[BEGIN]

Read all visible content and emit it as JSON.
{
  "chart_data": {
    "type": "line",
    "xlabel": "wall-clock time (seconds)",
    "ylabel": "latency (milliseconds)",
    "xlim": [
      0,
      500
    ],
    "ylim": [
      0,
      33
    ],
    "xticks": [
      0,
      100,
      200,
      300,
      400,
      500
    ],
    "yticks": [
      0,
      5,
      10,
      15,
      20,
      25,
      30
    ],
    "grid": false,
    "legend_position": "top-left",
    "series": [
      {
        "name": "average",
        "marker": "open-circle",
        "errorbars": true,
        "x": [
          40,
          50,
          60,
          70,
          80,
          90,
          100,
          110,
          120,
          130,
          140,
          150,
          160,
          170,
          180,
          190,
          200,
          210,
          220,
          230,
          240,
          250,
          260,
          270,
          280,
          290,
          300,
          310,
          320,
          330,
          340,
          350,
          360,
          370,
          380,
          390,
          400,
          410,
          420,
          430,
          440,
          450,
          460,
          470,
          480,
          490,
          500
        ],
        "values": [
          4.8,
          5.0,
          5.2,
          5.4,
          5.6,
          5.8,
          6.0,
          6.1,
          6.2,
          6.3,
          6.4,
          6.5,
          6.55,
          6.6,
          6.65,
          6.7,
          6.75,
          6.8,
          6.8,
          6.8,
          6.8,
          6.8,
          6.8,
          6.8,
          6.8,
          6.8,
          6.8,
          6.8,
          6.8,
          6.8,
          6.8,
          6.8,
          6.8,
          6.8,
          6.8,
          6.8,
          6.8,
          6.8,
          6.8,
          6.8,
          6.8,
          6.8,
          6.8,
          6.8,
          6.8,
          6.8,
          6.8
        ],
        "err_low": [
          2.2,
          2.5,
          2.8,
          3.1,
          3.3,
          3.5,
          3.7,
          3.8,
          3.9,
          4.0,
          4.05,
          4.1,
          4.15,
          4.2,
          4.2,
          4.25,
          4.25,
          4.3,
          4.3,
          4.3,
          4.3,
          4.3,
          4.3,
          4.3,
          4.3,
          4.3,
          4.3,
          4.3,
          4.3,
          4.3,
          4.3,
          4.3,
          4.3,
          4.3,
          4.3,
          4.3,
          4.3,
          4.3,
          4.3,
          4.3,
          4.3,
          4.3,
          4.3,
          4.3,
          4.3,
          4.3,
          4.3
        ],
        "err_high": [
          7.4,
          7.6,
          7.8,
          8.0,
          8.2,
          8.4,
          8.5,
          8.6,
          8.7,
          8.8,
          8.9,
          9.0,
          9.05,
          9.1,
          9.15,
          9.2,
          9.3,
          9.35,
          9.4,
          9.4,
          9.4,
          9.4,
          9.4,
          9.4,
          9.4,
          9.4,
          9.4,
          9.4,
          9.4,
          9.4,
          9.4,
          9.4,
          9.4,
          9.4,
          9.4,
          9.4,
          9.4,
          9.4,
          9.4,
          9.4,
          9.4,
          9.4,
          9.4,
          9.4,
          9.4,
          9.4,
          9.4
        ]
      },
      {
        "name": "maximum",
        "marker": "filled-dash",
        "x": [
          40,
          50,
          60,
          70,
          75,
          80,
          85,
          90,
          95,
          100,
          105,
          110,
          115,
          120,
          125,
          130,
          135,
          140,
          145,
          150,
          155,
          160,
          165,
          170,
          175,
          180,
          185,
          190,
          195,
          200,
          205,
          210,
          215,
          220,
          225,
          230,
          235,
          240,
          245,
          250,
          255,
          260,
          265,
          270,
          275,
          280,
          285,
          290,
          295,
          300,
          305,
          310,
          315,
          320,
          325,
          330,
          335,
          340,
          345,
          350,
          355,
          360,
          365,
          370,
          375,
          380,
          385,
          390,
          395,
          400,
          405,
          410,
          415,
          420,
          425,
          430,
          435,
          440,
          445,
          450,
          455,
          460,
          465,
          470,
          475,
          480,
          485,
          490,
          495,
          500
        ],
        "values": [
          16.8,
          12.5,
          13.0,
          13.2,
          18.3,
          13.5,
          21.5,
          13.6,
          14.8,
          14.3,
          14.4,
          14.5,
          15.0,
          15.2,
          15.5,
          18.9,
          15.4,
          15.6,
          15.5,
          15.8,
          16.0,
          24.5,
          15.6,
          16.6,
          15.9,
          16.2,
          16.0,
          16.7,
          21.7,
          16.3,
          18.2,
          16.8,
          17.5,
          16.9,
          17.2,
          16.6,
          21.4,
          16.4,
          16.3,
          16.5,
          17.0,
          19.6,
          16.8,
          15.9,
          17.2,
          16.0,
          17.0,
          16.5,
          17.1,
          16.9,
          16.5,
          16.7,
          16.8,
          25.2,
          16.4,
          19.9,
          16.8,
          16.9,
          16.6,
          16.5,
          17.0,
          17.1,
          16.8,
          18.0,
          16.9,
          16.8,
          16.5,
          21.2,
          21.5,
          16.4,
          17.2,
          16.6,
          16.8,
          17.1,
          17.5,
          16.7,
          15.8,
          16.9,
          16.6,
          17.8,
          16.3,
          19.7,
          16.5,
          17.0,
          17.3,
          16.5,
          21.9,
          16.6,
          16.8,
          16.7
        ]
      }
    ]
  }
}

[END]

TASK STATEMENT
Give the number of lines in the entries above that include the string "marker". No other output is expected.

SOLUTION FOR THIS TASK
2